**Task directions:** Find the line that contains "Give me the". Copy it and every line after it to the end of the material below, exactly, with no pictures.

**Recorded data:**
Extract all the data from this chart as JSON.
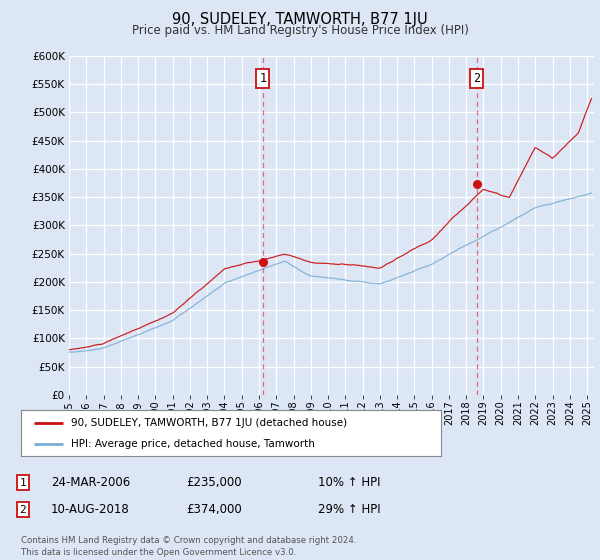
{
  "title": "90, SUDELEY, TAMWORTH, B77 1JU",
  "subtitle": "Price paid vs. HM Land Registry's House Price Index (HPI)",
  "bg_color": "#dce6f5",
  "plot_bg_color": "#dce6f5",
  "grid_color": "#ffffff",
  "red_color": "#cc1111",
  "blue_color": "#7aadd4",
  "ylim": [
    0,
    600000
  ],
  "yticks": [
    0,
    50000,
    100000,
    150000,
    200000,
    250000,
    300000,
    350000,
    400000,
    450000,
    500000,
    550000,
    600000
  ],
  "xlim_start": 1995.0,
  "xlim_end": 2025.4,
  "vline1_x": 2006.22,
  "vline2_x": 2018.61,
  "sale1_x": 2006.22,
  "sale1_y": 235000,
  "sale2_x": 2018.61,
  "sale2_y": 374000,
  "legend_label_red": "90, SUDELEY, TAMWORTH, B77 1JU (detached house)",
  "legend_label_blue": "HPI: Average price, detached house, Tamworth",
  "annotation1_date": "24-MAR-2006",
  "annotation1_price": "£235,000",
  "annotation1_hpi": "10% ↑ HPI",
  "annotation2_date": "10-AUG-2018",
  "annotation2_price": "£374,000",
  "annotation2_hpi": "29% ↑ HPI",
  "footer": "Contains HM Land Registry data © Crown copyright and database right 2024.\nThis data is licensed under the Open Government Licence v3.0."
}
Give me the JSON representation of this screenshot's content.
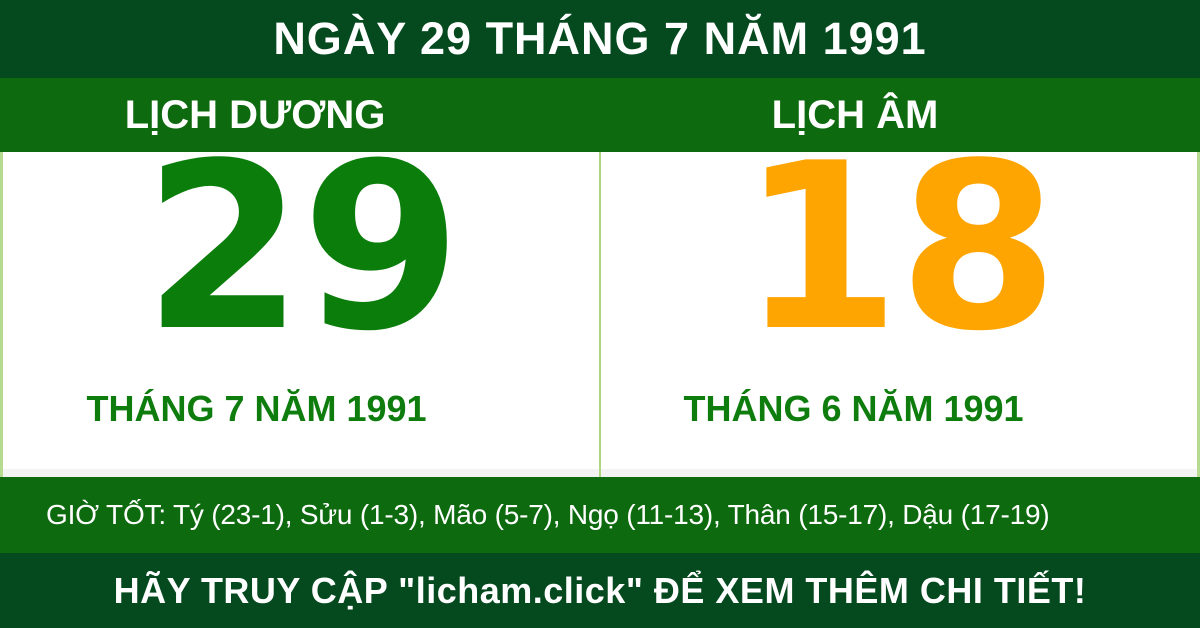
{
  "header": {
    "title": "NGÀY 29 THÁNG 7 NĂM 1991"
  },
  "columns": {
    "solar": {
      "label": "LỊCH DƯƠNG",
      "day": "29",
      "month_year": "THÁNG 7 NĂM 1991"
    },
    "lunar": {
      "label": "LỊCH ÂM",
      "day": "18",
      "month_year": "THÁNG 6 NĂM 1991"
    }
  },
  "good_hours": {
    "text": "GIỜ TỐT: Tý (23-1), Sửu (1-3), Mão (5-7), Ngọ (11-13), Thân (15-17), Dậu (17-19)"
  },
  "footer": {
    "text": "HÃY TRUY CẬP \"licham.click\" ĐỂ XEM THÊM CHI TIẾT!"
  },
  "colors": {
    "dark_green_banner": "#05491f",
    "band_green": "#0e6a0e",
    "solar_day": "#0b7d0b",
    "lunar_day": "#ffa502",
    "month_text": "#0e7d0e",
    "divider_light_green": "#aed581",
    "edge_border": "#b7da91"
  }
}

**The result:**
Give me the JSON representation of this screenshot's content.
{
  "header": {
    "title": "NGÀY 29 THÁNG 7 NĂM 1991"
  },
  "columns": {
    "solar": {
      "label": "LỊCH DƯƠNG",
      "day": "29",
      "month_year": "THÁNG 7 NĂM 1991"
    },
    "lunar": {
      "label": "LỊCH ÂM",
      "day": "18",
      "month_year": "THÁNG 6 NĂM 1991"
    }
  },
  "good_hours": {
    "text": "GIỜ TỐT: Tý (23-1), Sửu (1-3), Mão (5-7), Ngọ (11-13), Thân (15-17), Dậu (17-19)"
  },
  "footer": {
    "text": "HÃY TRUY CẬP \"licham.click\" ĐỂ XEM THÊM CHI TIẾT!"
  },
  "colors": {
    "dark_green_banner": "#05491f",
    "band_green": "#0e6a0e",
    "solar_day": "#0b7d0b",
    "lunar_day": "#ffa502",
    "month_text": "#0e7d0e",
    "divider_light_green": "#aed581",
    "edge_border": "#b7da91"
  }
}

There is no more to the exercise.